**Exercise prompt**
Show every line of the records below that contains the word "icon".

BEGIN Entries provided

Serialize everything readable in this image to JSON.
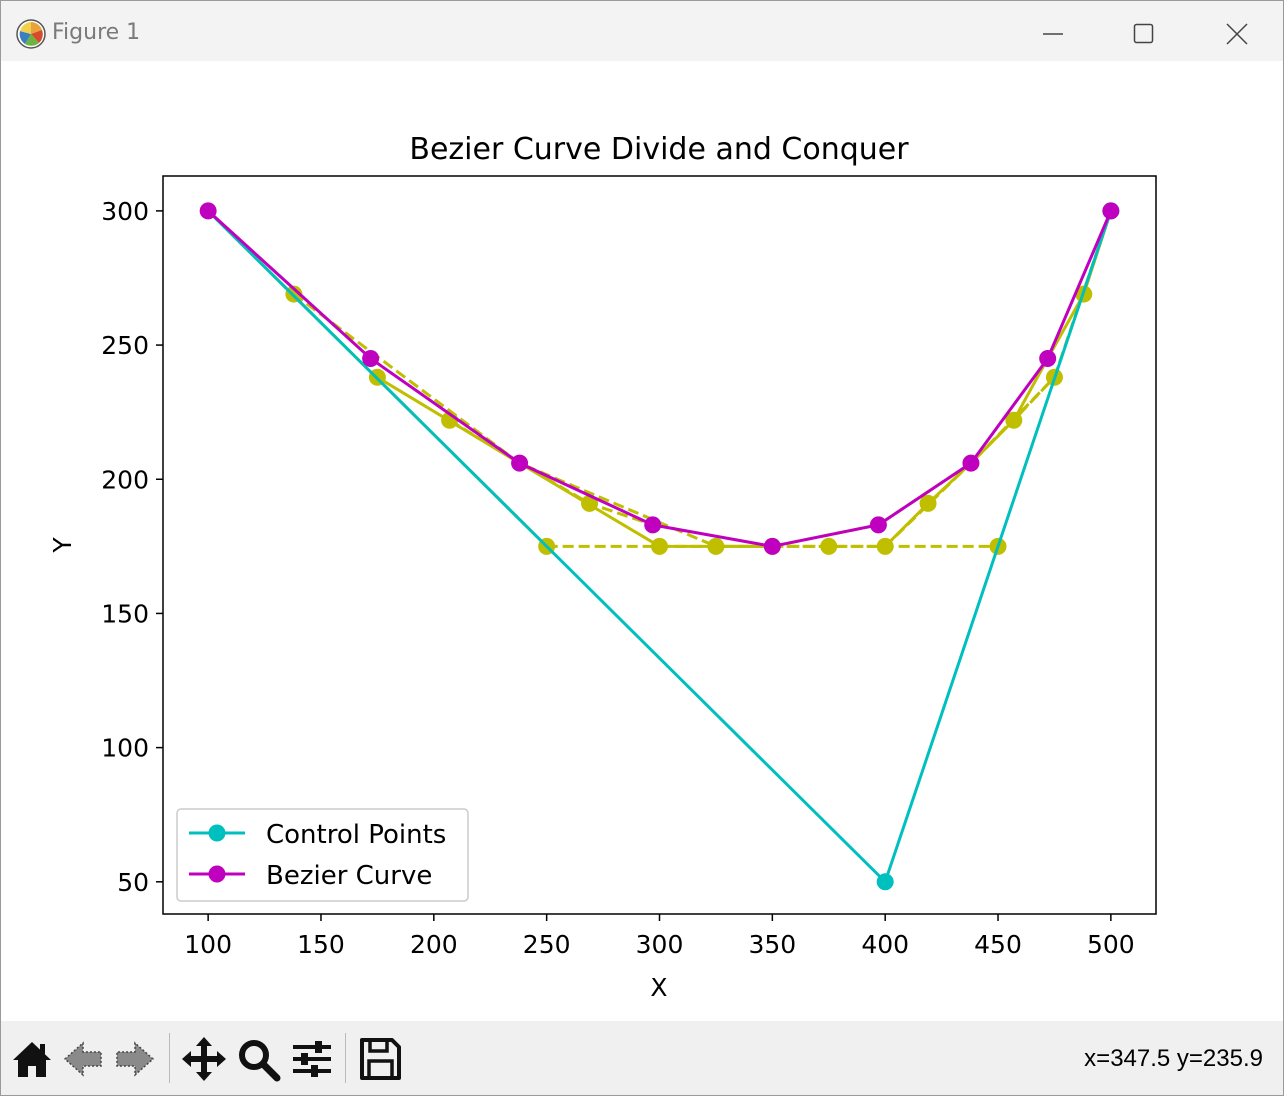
{
  "window": {
    "title": "Figure 1"
  },
  "toolbar": {
    "coords_readout": "x=347.5 y=235.9",
    "buttons": [
      "home-icon",
      "back-icon",
      "forward-icon",
      "pan-icon",
      "zoom-icon",
      "configure-subplots-icon",
      "save-icon"
    ]
  },
  "chart_data": {
    "type": "line",
    "title": "Bezier Curve Divide and Conquer",
    "xlabel": "X",
    "ylabel": "Y",
    "xlim": [
      80,
      520
    ],
    "ylim": [
      38,
      313
    ],
    "xticks": [
      100,
      150,
      200,
      250,
      300,
      350,
      400,
      450,
      500
    ],
    "yticks": [
      50,
      100,
      150,
      200,
      250,
      300
    ],
    "grid": false,
    "legend_position": "lower-left",
    "series": [
      {
        "name": "Control Points",
        "color": "#00bfbf",
        "style": "solid",
        "markers": "endpoints",
        "x": [
          100,
          400,
          500
        ],
        "y": [
          300,
          50,
          300
        ]
      },
      {
        "name": "Bezier Curve",
        "color": "#bf00bf",
        "style": "solid",
        "markers": "all",
        "x": [
          100,
          172,
          238,
          297,
          350,
          397,
          438,
          472,
          500
        ],
        "y": [
          300,
          245,
          206,
          183,
          175,
          183,
          206,
          245,
          300
        ]
      }
    ],
    "construction_lines": [
      {
        "color": "#bfbf00",
        "style": "dashed",
        "x": [
          250,
          350,
          450
        ],
        "y": [
          175,
          175,
          175
        ]
      },
      {
        "color": "#bfbf00",
        "style": "solid",
        "x": [
          100,
          250
        ],
        "y": [
          300,
          175
        ]
      },
      {
        "color": "#bfbf00",
        "style": "dashed",
        "x": [
          138,
          238,
          325,
          350
        ],
        "y": [
          269,
          206,
          175,
          175
        ]
      },
      {
        "color": "#bfbf00",
        "style": "solid",
        "x": [
          175,
          238,
          300,
          350
        ],
        "y": [
          238,
          206,
          175,
          175
        ]
      },
      {
        "color": "#bfbf00",
        "style": "dashed",
        "x": [
          207,
          238,
          269,
          297
        ],
        "y": [
          222,
          206,
          191,
          183
        ]
      },
      {
        "color": "#bfbf00",
        "style": "dashed",
        "x": [
          350,
          375,
          400,
          438,
          475,
          500
        ],
        "y": [
          175,
          175,
          175,
          206,
          238,
          300
        ]
      },
      {
        "color": "#bfbf00",
        "style": "solid",
        "x": [
          400,
          419,
          438,
          457,
          472,
          488,
          500
        ],
        "y": [
          175,
          191,
          206,
          222,
          245,
          269,
          300
        ]
      },
      {
        "color": "#bfbf00",
        "style": "dashed",
        "x": [
          350,
          397,
          438,
          457,
          475
        ],
        "y": [
          175,
          183,
          206,
          222,
          238
        ]
      }
    ],
    "construction_points": {
      "color": "#bfbf00",
      "x": [
        250,
        300,
        325,
        350,
        375,
        400,
        450,
        138,
        175,
        207,
        269,
        419,
        457,
        475,
        488
      ],
      "y": [
        175,
        175,
        175,
        175,
        175,
        175,
        175,
        269,
        238,
        222,
        191,
        191,
        222,
        238,
        269
      ]
    }
  }
}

END Entries provided

**Answer to the problem**
      "home-icon",
      "back-icon",
      "forward-icon",
      "pan-icon",
      "zoom-icon",
      "configure-subplots-icon",
      "save-icon"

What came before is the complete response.